▶ [CHALLENGE]
Locate every line in the material below that has the word "AUTONOMÍA". Copy each of those lines.
● ● ● ●
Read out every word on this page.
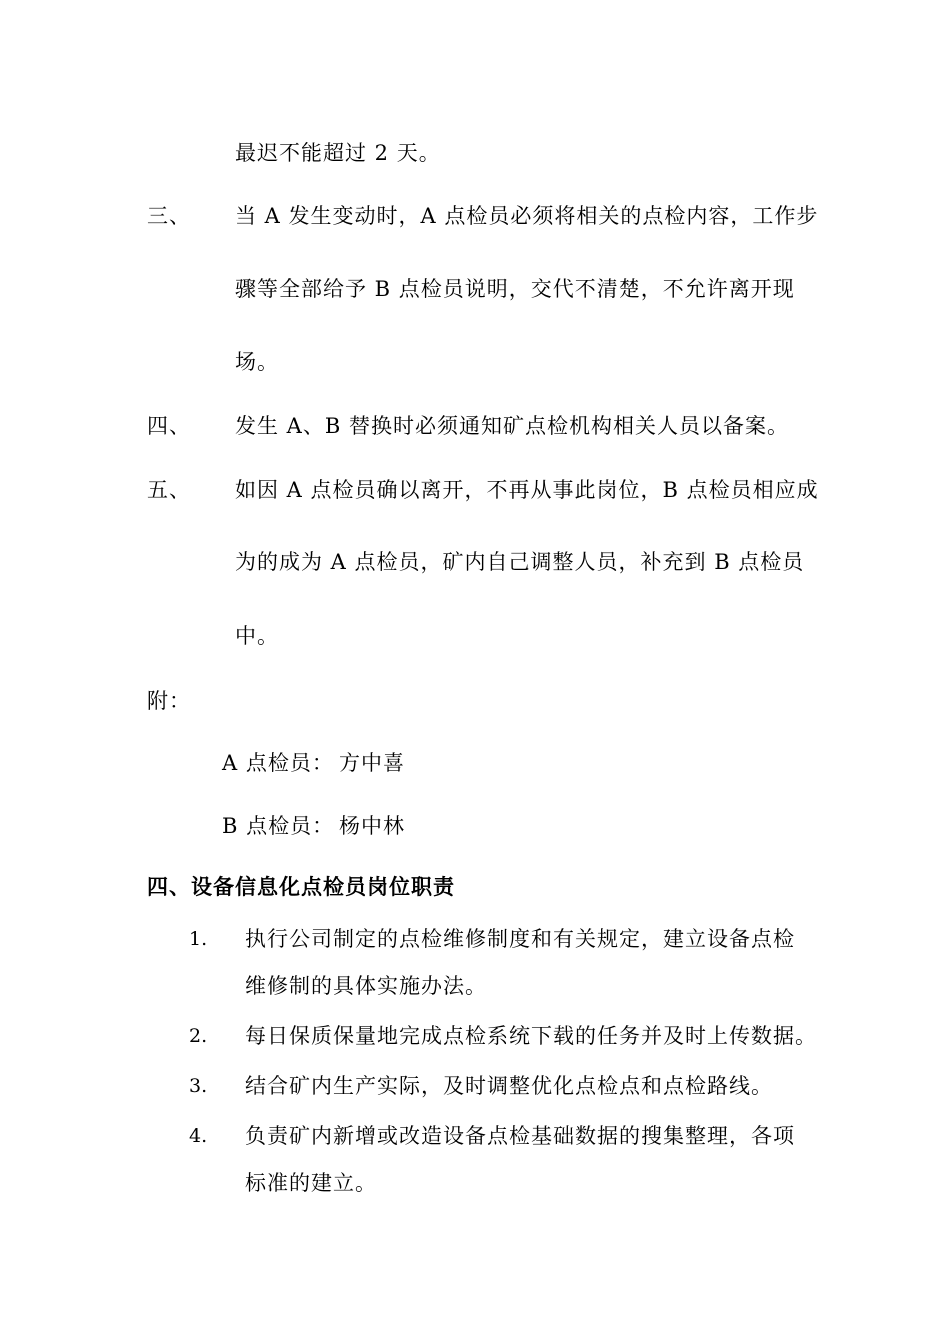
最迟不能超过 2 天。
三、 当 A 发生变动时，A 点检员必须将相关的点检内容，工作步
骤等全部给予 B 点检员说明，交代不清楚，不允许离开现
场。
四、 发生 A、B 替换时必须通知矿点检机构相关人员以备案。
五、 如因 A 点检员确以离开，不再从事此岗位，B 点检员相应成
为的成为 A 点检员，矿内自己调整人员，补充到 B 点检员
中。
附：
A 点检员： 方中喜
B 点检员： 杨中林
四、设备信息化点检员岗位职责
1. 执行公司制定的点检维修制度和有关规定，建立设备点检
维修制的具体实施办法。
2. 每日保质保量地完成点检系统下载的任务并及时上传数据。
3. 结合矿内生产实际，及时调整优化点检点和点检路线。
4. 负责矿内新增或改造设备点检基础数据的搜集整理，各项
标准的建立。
● ● ● ●
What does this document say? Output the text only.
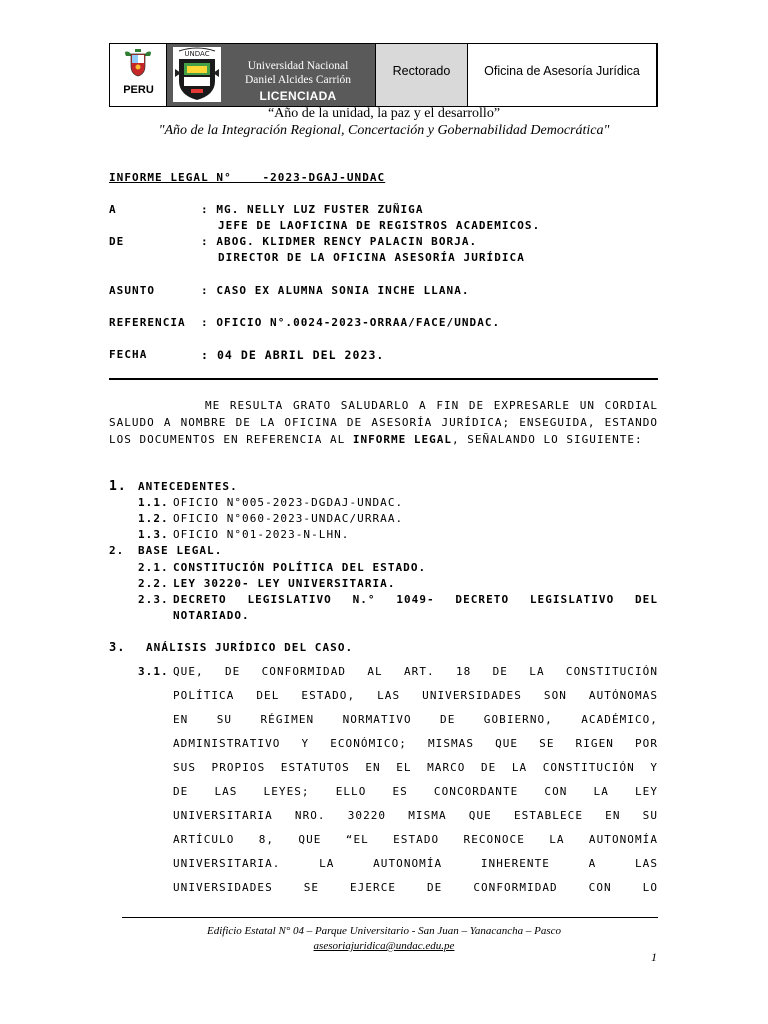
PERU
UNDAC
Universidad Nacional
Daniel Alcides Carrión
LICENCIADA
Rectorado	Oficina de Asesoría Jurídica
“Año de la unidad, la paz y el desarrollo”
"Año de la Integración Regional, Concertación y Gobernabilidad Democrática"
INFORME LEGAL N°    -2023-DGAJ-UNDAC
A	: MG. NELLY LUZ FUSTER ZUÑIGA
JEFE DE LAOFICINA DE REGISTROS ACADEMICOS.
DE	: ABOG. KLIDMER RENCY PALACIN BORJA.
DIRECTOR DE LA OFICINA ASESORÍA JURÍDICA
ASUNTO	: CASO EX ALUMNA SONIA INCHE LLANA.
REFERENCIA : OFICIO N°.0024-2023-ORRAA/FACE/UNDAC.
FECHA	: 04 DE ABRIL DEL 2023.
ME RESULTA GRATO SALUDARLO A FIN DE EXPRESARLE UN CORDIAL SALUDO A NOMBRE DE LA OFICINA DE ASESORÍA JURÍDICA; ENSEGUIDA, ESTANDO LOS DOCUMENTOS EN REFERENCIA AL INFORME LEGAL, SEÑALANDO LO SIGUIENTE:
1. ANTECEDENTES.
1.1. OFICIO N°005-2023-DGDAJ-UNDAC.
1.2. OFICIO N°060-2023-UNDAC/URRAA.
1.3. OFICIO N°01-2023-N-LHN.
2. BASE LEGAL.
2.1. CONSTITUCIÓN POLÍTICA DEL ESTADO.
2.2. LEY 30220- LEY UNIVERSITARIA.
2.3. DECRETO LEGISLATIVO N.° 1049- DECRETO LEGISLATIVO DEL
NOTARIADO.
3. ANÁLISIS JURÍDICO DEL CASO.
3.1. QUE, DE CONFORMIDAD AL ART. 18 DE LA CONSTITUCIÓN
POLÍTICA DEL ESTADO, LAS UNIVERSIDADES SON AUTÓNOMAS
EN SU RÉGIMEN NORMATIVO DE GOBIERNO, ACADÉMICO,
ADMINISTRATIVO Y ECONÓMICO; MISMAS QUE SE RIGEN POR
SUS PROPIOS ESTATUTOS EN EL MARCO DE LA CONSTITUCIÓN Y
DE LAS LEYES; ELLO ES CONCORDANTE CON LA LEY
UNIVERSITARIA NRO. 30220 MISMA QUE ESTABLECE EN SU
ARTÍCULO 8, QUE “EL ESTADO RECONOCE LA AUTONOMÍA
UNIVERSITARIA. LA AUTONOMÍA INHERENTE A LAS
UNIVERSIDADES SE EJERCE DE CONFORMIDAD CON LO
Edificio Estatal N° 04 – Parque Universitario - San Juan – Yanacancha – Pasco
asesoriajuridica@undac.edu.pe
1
● ● ● ●
▶ [EXPECTED OUTPUT]
ARTÍCULO 8, QUE “EL ESTADO RECONOCE LA AUTONOMÍA
UNIVERSITARIA. LA AUTONOMÍA INHERENTE A LAS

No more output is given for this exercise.